A block of data
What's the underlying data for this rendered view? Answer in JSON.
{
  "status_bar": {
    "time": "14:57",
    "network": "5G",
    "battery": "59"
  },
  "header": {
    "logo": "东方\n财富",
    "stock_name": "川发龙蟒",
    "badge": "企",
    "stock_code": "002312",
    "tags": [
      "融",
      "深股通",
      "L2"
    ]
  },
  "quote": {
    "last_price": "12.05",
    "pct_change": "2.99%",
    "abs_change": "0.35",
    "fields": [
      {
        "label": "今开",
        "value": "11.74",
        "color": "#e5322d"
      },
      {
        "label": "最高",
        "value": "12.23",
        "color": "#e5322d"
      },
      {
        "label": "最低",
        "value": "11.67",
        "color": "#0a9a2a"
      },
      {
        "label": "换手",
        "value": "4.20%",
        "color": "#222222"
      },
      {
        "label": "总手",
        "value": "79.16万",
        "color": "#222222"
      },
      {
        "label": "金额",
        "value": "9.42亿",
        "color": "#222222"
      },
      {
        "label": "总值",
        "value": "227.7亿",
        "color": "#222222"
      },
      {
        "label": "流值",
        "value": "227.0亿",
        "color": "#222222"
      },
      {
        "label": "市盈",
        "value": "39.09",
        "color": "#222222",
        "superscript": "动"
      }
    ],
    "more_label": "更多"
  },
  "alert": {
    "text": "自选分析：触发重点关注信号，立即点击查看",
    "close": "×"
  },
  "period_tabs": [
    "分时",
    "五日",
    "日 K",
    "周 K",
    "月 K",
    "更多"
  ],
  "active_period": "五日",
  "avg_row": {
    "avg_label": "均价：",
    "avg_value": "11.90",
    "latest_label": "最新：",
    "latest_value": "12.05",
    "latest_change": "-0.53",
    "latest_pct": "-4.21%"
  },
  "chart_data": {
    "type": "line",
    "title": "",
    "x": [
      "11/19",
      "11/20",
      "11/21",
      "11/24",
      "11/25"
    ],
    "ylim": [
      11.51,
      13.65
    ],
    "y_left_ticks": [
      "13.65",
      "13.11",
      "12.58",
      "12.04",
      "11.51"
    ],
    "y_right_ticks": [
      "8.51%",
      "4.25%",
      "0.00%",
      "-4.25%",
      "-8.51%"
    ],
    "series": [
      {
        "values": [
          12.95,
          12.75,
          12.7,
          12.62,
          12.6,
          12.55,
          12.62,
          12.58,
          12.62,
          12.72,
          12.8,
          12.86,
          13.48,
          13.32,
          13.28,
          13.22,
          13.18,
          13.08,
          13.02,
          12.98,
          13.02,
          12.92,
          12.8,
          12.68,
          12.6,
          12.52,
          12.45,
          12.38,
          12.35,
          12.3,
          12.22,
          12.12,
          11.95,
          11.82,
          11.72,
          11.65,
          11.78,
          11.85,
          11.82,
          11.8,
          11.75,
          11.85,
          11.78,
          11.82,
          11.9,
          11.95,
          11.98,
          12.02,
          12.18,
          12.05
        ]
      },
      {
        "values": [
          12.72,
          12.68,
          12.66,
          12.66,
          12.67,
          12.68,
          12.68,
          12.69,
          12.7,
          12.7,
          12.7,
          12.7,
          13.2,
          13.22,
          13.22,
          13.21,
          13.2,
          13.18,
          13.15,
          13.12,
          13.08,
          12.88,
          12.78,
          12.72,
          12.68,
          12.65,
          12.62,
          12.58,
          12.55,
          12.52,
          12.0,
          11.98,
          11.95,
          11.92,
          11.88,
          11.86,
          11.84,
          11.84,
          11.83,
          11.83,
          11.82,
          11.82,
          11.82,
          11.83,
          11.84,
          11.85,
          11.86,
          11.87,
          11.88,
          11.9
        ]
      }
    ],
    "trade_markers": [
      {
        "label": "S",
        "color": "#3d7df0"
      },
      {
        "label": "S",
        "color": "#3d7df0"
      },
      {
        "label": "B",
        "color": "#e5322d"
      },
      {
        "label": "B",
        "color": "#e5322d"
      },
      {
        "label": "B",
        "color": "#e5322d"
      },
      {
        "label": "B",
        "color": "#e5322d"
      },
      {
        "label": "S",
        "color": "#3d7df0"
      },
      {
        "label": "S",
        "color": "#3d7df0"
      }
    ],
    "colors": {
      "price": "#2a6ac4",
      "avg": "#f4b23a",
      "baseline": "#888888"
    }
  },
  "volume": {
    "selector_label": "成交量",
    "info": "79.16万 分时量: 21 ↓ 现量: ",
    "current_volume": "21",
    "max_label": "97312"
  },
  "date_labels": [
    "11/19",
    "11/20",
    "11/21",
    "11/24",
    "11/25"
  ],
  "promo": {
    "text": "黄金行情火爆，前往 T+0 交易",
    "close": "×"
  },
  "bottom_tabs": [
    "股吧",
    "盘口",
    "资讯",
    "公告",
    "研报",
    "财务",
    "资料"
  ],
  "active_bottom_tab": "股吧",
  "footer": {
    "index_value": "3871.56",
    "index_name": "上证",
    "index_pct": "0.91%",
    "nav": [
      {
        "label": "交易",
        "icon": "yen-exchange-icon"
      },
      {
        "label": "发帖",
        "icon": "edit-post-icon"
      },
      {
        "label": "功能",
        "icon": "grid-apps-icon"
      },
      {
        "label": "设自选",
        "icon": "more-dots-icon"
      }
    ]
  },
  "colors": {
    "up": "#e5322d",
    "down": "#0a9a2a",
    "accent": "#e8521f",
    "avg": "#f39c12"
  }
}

Work required » Reproduce the material exactly, with every line intact.

Response to this exercise »
What's the underlying data for this rendered view? Answer in JSON.
{
  "status_bar": {
    "time": "14:57",
    "network": "5G",
    "battery": "59"
  },
  "header": {
    "logo": "东方\n财富",
    "stock_name": "川发龙蟒",
    "badge": "企",
    "stock_code": "002312",
    "tags": [
      "融",
      "深股通",
      "L2"
    ]
  },
  "quote": {
    "last_price": "12.05",
    "pct_change": "2.99%",
    "abs_change": "0.35",
    "fields": [
      {
        "label": "今开",
        "value": "11.74",
        "color": "#e5322d"
      },
      {
        "label": "最高",
        "value": "12.23",
        "color": "#e5322d"
      },
      {
        "label": "最低",
        "value": "11.67",
        "color": "#0a9a2a"
      },
      {
        "label": "换手",
        "value": "4.20%",
        "color": "#222222"
      },
      {
        "label": "总手",
        "value": "79.16万",
        "color": "#222222"
      },
      {
        "label": "金额",
        "value": "9.42亿",
        "color": "#222222"
      },
      {
        "label": "总值",
        "value": "227.7亿",
        "color": "#222222"
      },
      {
        "label": "流值",
        "value": "227.0亿",
        "color": "#222222"
      },
      {
        "label": "市盈",
        "value": "39.09",
        "color": "#222222",
        "superscript": "动"
      }
    ],
    "more_label": "更多"
  },
  "alert": {
    "text": "自选分析：触发重点关注信号，立即点击查看",
    "close": "×"
  },
  "period_tabs": [
    "分时",
    "五日",
    "日 K",
    "周 K",
    "月 K",
    "更多"
  ],
  "active_period": "五日",
  "avg_row": {
    "avg_label": "均价：",
    "avg_value": "11.90",
    "latest_label": "最新：",
    "latest_value": "12.05",
    "latest_change": "-0.53",
    "latest_pct": "-4.21%"
  },
  "chart_data": {
    "type": "line",
    "title": "",
    "x": [
      "11/19",
      "11/20",
      "11/21",
      "11/24",
      "11/25"
    ],
    "ylim": [
      11.51,
      13.65
    ],
    "y_left_ticks": [
      "13.65",
      "13.11",
      "12.58",
      "12.04",
      "11.51"
    ],
    "y_right_ticks": [
      "8.51%",
      "4.25%",
      "0.00%",
      "-4.25%",
      "-8.51%"
    ],
    "series": [
      {
        "values": [
          12.95,
          12.75,
          12.7,
          12.62,
          12.6,
          12.55,
          12.62,
          12.58,
          12.62,
          12.72,
          12.8,
          12.86,
          13.48,
          13.32,
          13.28,
          13.22,
          13.18,
          13.08,
          13.02,
          12.98,
          13.02,
          12.92,
          12.8,
          12.68,
          12.6,
          12.52,
          12.45,
          12.38,
          12.35,
          12.3,
          12.22,
          12.12,
          11.95,
          11.82,
          11.72,
          11.65,
          11.78,
          11.85,
          11.82,
          11.8,
          11.75,
          11.85,
          11.78,
          11.82,
          11.9,
          11.95,
          11.98,
          12.02,
          12.18,
          12.05
        ]
      },
      {
        "values": [
          12.72,
          12.68,
          12.66,
          12.66,
          12.67,
          12.68,
          12.68,
          12.69,
          12.7,
          12.7,
          12.7,
          12.7,
          13.2,
          13.22,
          13.22,
          13.21,
          13.2,
          13.18,
          13.15,
          13.12,
          13.08,
          12.88,
          12.78,
          12.72,
          12.68,
          12.65,
          12.62,
          12.58,
          12.55,
          12.52,
          12.0,
          11.98,
          11.95,
          11.92,
          11.88,
          11.86,
          11.84,
          11.84,
          11.83,
          11.83,
          11.82,
          11.82,
          11.82,
          11.83,
          11.84,
          11.85,
          11.86,
          11.87,
          11.88,
          11.9
        ]
      }
    ],
    "trade_markers": [
      {
        "label": "S",
        "color": "#3d7df0"
      },
      {
        "label": "S",
        "color": "#3d7df0"
      },
      {
        "label": "B",
        "color": "#e5322d"
      },
      {
        "label": "B",
        "color": "#e5322d"
      },
      {
        "label": "B",
        "color": "#e5322d"
      },
      {
        "label": "B",
        "color": "#e5322d"
      },
      {
        "label": "S",
        "color": "#3d7df0"
      },
      {
        "label": "S",
        "color": "#3d7df0"
      }
    ],
    "colors": {
      "price": "#2a6ac4",
      "avg": "#f4b23a",
      "baseline": "#888888"
    }
  },
  "volume": {
    "selector_label": "成交量",
    "info": "79.16万 分时量: 21 ↓ 现量: ",
    "current_volume": "21",
    "max_label": "97312"
  },
  "date_labels": [
    "11/19",
    "11/20",
    "11/21",
    "11/24",
    "11/25"
  ],
  "promo": {
    "text": "黄金行情火爆，前往 T+0 交易",
    "close": "×"
  },
  "bottom_tabs": [
    "股吧",
    "盘口",
    "资讯",
    "公告",
    "研报",
    "财务",
    "资料"
  ],
  "active_bottom_tab": "股吧",
  "footer": {
    "index_value": "3871.56",
    "index_name": "上证",
    "index_pct": "0.91%",
    "nav": [
      {
        "label": "交易",
        "icon": "yen-exchange-icon"
      },
      {
        "label": "发帖",
        "icon": "edit-post-icon"
      },
      {
        "label": "功能",
        "icon": "grid-apps-icon"
      },
      {
        "label": "设自选",
        "icon": "more-dots-icon"
      }
    ]
  },
  "colors": {
    "up": "#e5322d",
    "down": "#0a9a2a",
    "accent": "#e8521f",
    "avg": "#f39c12"
  }
}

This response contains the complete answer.